→ Texto
********************

Crédito onde ele é devido: a humilde coleção de lembranças a seguir é inspirada por um dos meus textos preferidos de todos os tempos, Under the Covers with a Flashlight: Our Lives as Readers, do Emmet Asher-Perrin. Como o autor, eu tentei nesta série traçar um panorama da minha vida através dos livros que eu li, e aconselho:

“Da próxima vez que você tiver um acesso de nostalgia, não tire o velho álbum de fotos da gaveta. Vá até sua estante, e veja o que aparece”

III

Eleanor Vance se encaminhava para Hill House enquanto eu, também, ganhava um novo lar. “A Assombração da Casa da Colina” foi o primeiro livro que eu comecei em São Paulo, capital, depois de ter me mudado da cidade no interior onde havia morado toda a minha vida.

********************

→ Tarefa proposta
Responda de acordo com o texto:
(a) Que texto inspirou a coleção de lembranças?
(b) Segundo a citação, aonde se deve ir em vez de tirar o velho álbum de fotos da gaveta?
(c) Qual foi o primeiro livro começado em São Paulo, capital?
Responda usando somente o texto.

→ Dados extraídos

********************

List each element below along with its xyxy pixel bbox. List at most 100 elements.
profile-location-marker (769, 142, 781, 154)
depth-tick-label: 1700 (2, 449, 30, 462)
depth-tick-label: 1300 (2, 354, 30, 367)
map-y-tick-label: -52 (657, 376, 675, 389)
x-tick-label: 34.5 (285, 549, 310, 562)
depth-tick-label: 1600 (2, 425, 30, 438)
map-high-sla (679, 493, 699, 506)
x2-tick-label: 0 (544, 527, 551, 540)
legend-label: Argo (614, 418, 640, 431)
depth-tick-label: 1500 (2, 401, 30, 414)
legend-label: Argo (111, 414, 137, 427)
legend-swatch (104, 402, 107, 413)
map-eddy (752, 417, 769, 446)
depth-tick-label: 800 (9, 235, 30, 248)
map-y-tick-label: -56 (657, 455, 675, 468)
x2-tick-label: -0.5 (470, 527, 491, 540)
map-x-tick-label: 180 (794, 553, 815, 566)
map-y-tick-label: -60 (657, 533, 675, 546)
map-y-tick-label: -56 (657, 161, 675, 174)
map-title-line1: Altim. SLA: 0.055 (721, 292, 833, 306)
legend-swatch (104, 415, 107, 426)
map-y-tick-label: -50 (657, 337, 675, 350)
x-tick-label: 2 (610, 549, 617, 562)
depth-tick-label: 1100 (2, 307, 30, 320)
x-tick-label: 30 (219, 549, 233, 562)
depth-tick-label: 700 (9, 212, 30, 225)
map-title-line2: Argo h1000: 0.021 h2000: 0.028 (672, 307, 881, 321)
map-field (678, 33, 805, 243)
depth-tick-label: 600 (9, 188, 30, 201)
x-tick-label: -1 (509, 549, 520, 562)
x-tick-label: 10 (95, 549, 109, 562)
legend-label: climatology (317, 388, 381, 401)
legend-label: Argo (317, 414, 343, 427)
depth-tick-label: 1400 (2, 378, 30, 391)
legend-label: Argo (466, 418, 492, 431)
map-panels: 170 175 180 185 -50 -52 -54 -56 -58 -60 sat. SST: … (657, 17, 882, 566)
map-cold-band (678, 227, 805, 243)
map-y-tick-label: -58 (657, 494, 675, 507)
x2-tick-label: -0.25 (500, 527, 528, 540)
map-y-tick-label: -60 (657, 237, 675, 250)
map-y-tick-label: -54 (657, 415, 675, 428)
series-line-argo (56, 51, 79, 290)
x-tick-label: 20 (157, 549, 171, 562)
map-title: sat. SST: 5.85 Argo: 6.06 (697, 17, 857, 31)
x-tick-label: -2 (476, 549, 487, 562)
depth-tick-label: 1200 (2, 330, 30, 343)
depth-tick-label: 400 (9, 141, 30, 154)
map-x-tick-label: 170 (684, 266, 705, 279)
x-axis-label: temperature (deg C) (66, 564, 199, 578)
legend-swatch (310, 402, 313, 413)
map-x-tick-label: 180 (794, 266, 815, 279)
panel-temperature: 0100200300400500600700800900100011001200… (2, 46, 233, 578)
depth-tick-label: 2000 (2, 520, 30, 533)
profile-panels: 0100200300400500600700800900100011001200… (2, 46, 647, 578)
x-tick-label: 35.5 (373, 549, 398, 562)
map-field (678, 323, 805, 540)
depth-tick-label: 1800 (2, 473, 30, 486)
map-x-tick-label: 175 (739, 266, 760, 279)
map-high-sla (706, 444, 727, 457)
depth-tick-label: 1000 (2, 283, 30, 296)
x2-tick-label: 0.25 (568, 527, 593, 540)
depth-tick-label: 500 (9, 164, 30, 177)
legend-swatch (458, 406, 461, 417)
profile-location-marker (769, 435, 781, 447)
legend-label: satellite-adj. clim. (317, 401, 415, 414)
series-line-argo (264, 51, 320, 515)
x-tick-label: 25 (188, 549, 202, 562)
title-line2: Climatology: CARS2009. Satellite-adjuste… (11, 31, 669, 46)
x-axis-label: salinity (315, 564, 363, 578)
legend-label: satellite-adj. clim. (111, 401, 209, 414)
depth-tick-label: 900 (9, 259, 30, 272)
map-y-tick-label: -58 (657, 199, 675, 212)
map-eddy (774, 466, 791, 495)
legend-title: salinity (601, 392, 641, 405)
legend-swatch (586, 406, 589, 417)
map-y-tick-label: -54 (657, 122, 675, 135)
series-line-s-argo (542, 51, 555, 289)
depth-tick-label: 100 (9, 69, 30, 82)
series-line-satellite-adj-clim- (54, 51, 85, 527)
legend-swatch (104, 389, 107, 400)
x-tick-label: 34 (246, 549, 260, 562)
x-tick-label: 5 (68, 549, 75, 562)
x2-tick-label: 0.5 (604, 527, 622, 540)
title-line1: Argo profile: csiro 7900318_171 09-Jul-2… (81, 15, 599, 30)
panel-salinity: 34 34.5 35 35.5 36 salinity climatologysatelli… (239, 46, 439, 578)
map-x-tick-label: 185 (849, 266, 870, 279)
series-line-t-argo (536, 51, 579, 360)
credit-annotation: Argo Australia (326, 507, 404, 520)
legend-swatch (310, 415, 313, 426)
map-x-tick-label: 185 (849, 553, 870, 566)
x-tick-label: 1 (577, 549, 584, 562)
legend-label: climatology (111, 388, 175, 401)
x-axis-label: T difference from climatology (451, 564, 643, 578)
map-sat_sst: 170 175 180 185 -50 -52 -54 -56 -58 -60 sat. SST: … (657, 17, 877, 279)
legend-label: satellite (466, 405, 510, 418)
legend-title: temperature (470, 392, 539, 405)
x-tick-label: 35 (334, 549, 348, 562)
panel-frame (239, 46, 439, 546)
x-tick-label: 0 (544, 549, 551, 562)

********************

→ Resolução
(a) Under the Covers with a Flashlight: Our Lives as Readers, do Emmet Asher-Perrin.
(b) Até a estante.
(c) "A Assombração da Casa da Colina".